READING TEXT
Laetitia Gerossier 1 , Anaëlle Dubois 1 , Alexia Paturel 1 , Nadim Fares 1 , Damien Cohen 1 , Phillippe Merle 2 , Joel Lachuer 3 , Anne Wierinckx 3 , Pierre Saintigny 4 , Brigitte Bancel 5 , Janick Selves 6 , Anne Schnitzler 7 , Bérengère Ouine 8 , Aurélie Cartier 8 , Leanne de Koning 8 , Vincent Puard 8 , Ivan Bieche 7 , Hector Hernandez-Vargas 1 , Janet Hall 1 , Isabelle Chemin 9
Affiliations
Affiliations
1
Univ Lyon, Université Claude Bernard Lyon 1, INSERM, CNRS, Centre Léon Bérard, Centre De Recherche En Cancérologie De Lyon, Lyon, 69008, France.
2
Univ Lyon, Université Claude Bernard Lyon 1, INSERM, CNRS, Centre Léon Bérard, Centre De Recherche En Cancérologie De Lyon, Lyon, 69008, France; Department of Hepatology, Groupement Hospitalier Nord, Hospices Civils De Lyon, Lyon, 69000 France.
3
Univ Lyon, Université Claude Bernard Lyon 1, INSERM, CNRS, Centre Léon Bérard, Centre De Recherche En Cancérologie De Lyon, Lyon, 69008, France; ProfileXpert, SFR-Est, CNRS UMR-S3453, INSERM US7, Lyon Cedex 08, F-69373, France.
4
Univ Lyon, Université Claude Bernard Lyon 1, INSERM, CNRS, Centre Léon Bérard, Centre De Recherche En Cancérologie De Lyon, Lyon, 69008, France; Department of Medical Oncology, Centre Léon Bérard, Lyon, France.
5
Service d'Anatomopathologie, Groupement Hospitalier Est, Hospices Civils De Lyon, Lyon, 69000, France.
6
Anatomie Et Cytologie Pathologiques Pôle IUC Oncopole CHU Institut Universitaire Du Cancer De Toulouse - Oncopole, Toulouse, F- 31059, France.
7
Department of Genetics, Institut Curie, PSL Research University, Paris, F-75005, France.
8
Department of Translational Research, Institut Curie, PSL Research University, Paris, F-75005, France.
9
Univ Lyon, Université Claude Bernard Lyon 1, INSERM, CNRS, Centre Léon Bérard, Centre De Recherche En Cancérologie De Lyon, Lyon, 69008, France. Electronic address: [email protected].

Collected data

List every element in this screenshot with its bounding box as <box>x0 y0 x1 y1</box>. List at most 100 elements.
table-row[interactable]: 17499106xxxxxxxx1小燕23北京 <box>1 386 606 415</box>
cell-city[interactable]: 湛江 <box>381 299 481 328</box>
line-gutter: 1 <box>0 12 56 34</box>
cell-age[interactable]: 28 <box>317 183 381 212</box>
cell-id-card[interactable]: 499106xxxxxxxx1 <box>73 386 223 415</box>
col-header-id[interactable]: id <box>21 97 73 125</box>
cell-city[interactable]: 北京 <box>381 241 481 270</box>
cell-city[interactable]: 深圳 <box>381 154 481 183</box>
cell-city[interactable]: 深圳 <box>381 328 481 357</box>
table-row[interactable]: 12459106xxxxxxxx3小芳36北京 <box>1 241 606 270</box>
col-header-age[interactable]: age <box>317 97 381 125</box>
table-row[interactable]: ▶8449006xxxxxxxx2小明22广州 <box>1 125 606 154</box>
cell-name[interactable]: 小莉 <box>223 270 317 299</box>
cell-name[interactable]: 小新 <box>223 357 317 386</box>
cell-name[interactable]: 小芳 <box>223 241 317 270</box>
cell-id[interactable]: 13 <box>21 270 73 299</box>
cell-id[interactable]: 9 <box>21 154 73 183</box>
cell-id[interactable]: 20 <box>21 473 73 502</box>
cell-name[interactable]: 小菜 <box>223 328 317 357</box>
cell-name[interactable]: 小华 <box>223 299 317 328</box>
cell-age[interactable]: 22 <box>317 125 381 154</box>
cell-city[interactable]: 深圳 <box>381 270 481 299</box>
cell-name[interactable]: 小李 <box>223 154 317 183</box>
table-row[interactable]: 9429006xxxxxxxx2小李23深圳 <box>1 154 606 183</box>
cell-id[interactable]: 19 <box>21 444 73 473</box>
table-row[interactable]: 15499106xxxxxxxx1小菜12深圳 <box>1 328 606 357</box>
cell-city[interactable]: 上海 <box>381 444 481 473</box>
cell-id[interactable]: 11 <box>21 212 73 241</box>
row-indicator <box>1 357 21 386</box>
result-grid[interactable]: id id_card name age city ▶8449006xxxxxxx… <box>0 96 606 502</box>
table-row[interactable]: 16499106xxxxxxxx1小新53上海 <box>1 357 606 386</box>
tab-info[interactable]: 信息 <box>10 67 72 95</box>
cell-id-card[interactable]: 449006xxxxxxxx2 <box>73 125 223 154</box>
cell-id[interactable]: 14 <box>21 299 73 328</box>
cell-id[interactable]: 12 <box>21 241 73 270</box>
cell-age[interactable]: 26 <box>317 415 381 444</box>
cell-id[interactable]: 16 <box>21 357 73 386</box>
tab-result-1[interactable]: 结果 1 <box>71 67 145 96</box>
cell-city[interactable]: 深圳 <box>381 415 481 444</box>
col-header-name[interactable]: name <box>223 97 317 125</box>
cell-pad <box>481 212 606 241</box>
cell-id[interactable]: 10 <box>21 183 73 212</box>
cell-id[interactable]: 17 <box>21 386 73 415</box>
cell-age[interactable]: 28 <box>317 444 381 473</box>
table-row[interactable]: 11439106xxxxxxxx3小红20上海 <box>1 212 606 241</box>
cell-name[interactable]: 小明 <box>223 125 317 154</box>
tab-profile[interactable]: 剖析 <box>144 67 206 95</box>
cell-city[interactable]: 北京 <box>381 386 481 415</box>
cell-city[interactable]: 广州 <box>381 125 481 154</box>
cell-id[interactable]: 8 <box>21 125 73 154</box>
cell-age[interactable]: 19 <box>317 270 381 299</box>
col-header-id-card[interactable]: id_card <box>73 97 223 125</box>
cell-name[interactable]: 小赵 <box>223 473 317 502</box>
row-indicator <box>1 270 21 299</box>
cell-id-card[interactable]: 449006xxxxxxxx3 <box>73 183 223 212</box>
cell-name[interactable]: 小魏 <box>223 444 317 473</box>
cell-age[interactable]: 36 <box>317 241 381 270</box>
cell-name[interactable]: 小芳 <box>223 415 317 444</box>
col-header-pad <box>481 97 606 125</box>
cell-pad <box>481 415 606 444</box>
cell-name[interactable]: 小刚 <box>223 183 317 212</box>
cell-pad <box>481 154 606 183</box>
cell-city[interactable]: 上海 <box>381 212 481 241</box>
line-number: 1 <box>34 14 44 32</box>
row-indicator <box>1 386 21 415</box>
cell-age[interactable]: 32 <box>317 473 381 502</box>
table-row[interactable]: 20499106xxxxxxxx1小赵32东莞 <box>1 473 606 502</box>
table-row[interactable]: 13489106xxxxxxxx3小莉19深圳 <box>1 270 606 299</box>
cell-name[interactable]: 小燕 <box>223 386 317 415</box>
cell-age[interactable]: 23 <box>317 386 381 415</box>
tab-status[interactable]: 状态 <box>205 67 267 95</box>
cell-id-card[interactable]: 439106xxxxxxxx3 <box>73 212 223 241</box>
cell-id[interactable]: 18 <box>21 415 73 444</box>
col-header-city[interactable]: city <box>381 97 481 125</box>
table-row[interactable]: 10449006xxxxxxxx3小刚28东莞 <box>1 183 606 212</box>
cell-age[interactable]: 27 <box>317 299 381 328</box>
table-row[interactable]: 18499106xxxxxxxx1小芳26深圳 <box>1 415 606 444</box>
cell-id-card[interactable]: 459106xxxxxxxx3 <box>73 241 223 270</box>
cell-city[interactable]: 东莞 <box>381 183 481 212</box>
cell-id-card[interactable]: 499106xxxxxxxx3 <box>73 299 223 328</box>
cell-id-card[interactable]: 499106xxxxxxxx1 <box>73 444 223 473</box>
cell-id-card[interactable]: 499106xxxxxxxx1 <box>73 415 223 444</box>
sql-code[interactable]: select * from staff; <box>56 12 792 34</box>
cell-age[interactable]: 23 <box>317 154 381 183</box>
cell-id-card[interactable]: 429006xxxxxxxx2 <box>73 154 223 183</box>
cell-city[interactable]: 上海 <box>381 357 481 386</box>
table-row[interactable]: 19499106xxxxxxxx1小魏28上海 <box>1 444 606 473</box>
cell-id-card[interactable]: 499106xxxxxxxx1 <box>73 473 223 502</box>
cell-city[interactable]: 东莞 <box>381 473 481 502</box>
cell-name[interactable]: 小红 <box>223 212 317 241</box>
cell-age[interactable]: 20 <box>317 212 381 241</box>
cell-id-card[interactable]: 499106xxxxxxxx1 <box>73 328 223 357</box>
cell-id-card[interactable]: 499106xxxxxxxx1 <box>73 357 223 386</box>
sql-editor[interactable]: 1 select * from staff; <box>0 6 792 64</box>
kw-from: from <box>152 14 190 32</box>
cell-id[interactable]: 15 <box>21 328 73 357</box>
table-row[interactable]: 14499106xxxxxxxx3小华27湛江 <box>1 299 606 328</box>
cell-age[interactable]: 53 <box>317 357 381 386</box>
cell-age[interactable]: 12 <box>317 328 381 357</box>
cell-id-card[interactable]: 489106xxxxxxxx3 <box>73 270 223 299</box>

TASK DESCRIPTION
In the author and affiliation list, which department of Institut Curie is listed as affiliation 7?

TASK RESPONSE
The Department of Genetics.